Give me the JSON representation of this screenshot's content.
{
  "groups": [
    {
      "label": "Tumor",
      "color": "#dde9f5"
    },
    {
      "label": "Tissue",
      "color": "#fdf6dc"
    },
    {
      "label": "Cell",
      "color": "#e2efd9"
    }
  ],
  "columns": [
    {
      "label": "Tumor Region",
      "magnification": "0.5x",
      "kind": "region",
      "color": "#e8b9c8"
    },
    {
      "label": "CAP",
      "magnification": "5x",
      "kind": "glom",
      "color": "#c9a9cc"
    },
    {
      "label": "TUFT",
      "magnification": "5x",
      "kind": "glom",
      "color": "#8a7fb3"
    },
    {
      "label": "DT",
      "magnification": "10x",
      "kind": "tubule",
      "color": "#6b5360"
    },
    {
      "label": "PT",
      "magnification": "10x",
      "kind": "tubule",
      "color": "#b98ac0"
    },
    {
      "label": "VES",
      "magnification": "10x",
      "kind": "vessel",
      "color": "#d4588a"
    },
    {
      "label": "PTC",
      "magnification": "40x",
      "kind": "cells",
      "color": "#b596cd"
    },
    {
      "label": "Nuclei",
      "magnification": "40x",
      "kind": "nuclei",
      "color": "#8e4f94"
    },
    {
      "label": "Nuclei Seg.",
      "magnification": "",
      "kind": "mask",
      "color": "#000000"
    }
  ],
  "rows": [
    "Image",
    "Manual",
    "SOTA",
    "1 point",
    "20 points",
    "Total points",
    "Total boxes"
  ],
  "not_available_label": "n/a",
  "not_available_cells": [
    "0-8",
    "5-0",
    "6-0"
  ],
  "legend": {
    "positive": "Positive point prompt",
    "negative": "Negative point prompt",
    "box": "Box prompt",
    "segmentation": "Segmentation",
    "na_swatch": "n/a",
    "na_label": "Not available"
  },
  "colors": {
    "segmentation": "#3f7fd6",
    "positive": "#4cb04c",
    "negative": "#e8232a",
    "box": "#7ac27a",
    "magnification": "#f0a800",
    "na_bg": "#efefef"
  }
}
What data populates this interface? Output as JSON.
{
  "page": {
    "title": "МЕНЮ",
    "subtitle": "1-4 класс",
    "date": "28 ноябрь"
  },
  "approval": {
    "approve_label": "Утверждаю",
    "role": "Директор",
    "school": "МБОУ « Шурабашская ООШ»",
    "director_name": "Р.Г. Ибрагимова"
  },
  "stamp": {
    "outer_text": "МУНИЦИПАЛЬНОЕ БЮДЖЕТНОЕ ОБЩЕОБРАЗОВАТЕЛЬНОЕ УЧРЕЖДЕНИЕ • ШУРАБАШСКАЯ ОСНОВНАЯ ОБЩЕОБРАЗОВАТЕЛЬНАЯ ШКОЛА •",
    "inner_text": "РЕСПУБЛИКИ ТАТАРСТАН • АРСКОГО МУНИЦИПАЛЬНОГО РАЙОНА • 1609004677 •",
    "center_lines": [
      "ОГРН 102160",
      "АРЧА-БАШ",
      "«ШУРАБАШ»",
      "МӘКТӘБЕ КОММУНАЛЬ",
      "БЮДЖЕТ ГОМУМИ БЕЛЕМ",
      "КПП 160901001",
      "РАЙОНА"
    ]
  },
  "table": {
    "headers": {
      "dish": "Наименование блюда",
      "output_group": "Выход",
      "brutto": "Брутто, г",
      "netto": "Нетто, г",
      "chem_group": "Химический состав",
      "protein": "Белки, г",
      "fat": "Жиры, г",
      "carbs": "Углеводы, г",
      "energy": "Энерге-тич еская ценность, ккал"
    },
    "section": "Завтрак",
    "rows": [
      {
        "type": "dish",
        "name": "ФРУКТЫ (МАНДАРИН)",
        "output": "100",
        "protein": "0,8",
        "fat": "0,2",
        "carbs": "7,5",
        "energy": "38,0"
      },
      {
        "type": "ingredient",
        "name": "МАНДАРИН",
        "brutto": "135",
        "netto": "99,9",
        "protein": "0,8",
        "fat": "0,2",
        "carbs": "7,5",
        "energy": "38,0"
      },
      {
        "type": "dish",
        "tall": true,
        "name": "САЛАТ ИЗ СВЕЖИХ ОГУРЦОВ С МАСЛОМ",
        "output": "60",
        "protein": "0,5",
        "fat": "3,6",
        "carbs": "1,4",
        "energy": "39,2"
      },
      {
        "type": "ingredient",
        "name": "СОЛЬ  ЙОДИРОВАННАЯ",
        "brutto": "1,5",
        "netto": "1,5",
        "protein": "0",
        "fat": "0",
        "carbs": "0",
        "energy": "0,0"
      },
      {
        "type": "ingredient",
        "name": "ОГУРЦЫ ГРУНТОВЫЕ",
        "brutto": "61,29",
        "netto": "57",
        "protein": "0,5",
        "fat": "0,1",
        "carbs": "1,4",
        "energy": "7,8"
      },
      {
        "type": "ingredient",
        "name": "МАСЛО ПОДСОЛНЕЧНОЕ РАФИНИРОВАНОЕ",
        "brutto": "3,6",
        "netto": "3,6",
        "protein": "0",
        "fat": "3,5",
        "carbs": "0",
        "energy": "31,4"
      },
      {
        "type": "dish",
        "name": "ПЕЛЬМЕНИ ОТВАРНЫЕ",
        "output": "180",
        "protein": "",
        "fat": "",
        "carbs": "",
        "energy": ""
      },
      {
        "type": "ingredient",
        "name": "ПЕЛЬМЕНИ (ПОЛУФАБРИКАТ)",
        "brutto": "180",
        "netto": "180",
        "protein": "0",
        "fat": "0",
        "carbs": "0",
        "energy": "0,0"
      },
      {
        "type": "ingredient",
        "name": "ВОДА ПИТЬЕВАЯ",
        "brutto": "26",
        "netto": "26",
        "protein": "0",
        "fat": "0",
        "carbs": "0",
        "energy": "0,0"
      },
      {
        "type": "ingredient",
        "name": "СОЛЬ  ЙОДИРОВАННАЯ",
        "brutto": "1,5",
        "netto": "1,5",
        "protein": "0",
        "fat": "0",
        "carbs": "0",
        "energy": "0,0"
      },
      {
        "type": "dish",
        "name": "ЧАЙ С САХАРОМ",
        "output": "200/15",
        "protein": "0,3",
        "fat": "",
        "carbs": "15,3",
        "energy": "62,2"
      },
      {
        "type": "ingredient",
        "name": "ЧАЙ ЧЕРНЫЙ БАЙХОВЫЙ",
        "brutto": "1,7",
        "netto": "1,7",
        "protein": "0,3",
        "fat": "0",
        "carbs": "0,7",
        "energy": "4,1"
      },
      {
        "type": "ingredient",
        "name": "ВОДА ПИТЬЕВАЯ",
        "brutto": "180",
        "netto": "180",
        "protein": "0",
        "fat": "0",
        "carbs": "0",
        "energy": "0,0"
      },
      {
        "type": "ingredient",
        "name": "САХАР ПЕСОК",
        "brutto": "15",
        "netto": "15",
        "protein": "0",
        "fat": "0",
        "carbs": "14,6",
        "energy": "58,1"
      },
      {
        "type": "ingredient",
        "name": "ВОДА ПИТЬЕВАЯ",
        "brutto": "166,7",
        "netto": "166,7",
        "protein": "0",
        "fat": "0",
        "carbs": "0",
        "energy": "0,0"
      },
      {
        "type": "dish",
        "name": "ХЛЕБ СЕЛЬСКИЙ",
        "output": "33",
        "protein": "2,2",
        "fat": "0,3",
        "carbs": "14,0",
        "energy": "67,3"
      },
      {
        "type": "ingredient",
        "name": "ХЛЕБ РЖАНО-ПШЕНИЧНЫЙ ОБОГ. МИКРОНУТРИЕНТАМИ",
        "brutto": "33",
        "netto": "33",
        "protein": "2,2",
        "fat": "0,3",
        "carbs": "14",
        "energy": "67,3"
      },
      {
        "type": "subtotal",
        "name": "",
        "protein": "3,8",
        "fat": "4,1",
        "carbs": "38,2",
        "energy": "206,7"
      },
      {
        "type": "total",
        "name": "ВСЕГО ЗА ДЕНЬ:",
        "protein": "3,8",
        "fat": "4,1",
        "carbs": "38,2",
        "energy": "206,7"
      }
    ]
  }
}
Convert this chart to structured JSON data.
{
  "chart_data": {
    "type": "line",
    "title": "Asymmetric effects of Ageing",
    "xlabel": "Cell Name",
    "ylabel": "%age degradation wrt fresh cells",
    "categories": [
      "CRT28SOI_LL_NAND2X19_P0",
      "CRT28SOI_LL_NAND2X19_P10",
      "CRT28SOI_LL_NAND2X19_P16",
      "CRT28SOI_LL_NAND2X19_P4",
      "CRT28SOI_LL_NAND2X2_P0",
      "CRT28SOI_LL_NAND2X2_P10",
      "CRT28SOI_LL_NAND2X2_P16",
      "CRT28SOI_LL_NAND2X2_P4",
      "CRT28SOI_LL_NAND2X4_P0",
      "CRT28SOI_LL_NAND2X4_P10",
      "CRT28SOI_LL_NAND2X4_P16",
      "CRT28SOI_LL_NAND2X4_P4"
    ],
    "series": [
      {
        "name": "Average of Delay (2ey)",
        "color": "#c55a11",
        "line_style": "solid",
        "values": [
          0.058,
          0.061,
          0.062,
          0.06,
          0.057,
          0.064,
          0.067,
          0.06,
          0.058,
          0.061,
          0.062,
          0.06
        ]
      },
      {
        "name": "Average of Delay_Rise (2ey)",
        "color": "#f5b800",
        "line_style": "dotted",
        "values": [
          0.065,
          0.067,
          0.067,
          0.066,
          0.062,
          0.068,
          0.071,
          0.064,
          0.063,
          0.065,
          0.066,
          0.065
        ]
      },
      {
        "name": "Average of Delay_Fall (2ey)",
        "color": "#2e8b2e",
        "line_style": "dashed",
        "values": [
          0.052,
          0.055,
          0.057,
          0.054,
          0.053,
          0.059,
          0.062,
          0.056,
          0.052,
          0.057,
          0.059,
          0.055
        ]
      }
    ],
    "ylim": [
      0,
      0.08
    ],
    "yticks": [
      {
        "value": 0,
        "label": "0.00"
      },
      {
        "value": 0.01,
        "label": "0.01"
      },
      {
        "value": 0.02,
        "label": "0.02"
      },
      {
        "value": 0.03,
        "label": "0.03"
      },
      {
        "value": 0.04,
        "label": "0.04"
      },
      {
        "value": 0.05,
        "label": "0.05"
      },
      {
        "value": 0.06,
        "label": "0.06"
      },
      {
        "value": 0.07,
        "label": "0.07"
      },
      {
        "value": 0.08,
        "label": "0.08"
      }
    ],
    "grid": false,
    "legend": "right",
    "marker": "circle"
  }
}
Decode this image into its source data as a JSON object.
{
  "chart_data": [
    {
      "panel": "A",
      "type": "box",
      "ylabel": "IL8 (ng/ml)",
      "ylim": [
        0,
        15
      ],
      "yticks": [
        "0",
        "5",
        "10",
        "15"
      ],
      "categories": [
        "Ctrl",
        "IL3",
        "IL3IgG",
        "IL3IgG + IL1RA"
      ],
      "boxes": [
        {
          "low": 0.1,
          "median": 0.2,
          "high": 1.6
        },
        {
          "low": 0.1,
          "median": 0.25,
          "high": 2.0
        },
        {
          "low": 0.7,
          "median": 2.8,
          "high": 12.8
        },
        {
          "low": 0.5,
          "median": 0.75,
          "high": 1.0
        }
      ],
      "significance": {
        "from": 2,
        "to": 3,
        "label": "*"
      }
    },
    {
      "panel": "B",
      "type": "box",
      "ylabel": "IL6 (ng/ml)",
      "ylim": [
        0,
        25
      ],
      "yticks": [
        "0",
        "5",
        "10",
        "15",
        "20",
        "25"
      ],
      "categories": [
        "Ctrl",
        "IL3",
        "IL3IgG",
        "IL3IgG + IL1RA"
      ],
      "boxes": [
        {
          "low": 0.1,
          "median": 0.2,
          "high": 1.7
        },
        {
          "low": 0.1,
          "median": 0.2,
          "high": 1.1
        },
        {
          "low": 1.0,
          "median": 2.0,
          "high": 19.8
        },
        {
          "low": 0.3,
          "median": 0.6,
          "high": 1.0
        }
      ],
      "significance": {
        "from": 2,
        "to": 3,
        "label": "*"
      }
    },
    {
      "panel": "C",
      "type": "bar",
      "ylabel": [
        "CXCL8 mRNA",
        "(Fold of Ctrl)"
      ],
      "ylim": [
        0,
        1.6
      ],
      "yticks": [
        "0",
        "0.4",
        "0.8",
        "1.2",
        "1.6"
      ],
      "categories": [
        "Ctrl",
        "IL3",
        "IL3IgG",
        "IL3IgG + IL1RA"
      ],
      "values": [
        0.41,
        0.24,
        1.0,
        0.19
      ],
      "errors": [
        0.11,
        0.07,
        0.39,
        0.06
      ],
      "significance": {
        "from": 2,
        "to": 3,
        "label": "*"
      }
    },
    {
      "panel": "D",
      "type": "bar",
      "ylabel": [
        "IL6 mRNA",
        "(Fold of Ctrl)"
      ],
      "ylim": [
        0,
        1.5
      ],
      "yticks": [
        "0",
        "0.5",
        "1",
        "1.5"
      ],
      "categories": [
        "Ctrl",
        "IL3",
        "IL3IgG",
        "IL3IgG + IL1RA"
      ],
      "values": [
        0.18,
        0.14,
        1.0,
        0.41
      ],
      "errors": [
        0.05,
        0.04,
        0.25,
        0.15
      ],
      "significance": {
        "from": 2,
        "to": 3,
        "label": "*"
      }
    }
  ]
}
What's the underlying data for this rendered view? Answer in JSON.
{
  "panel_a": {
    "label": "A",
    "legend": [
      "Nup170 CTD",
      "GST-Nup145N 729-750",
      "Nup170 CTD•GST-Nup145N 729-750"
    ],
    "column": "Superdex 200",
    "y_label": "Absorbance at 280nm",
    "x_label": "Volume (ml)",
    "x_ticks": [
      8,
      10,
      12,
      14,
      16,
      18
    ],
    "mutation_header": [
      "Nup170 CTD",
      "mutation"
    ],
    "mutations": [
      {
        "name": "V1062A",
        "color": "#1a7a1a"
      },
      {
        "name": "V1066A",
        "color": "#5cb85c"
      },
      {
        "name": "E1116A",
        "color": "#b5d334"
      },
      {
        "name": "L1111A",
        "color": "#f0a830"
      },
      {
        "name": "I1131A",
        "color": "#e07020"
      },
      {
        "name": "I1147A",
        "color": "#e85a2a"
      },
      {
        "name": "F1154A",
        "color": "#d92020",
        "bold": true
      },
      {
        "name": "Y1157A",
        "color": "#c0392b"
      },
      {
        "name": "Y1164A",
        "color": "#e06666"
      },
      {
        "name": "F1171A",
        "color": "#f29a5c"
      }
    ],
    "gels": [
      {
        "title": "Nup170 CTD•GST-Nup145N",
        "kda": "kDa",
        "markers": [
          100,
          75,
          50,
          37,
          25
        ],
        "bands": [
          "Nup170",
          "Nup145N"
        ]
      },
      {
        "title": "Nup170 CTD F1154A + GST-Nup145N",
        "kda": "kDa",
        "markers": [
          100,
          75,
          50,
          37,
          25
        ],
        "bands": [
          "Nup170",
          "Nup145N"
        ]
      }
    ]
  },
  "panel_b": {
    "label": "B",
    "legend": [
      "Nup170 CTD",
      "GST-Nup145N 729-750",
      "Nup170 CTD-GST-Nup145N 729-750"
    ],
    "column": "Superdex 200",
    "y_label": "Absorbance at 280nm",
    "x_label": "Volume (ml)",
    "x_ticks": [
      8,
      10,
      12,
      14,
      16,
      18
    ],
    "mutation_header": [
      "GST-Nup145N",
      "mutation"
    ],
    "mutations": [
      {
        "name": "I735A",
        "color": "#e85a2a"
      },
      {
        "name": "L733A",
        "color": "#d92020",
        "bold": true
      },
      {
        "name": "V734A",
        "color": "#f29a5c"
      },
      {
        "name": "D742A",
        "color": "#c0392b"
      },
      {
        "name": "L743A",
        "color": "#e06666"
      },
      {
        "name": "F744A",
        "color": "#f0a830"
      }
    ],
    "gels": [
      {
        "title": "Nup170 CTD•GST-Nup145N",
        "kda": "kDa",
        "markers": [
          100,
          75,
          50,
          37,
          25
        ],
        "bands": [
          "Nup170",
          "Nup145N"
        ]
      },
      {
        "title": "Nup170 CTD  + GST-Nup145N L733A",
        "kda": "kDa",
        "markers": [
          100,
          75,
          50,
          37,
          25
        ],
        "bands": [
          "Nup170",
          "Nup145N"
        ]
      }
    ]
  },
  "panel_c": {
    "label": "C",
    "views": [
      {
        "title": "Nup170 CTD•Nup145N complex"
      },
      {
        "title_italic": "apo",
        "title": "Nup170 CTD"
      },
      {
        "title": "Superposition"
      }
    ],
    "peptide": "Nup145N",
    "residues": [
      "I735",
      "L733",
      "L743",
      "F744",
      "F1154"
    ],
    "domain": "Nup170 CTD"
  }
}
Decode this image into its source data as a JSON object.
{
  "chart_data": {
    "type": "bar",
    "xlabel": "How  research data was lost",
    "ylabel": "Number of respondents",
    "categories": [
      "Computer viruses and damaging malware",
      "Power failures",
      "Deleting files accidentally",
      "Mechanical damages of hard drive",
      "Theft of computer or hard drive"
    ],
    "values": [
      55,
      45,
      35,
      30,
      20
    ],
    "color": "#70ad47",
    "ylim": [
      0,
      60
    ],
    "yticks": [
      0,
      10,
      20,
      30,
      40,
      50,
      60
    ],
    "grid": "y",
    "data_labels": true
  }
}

**Required work**
Please go line by line through the records above, copying each one that holds the string "negative".

**Expected output**
    "negative": "Negative point prompt",
    "negative": "#e8232a",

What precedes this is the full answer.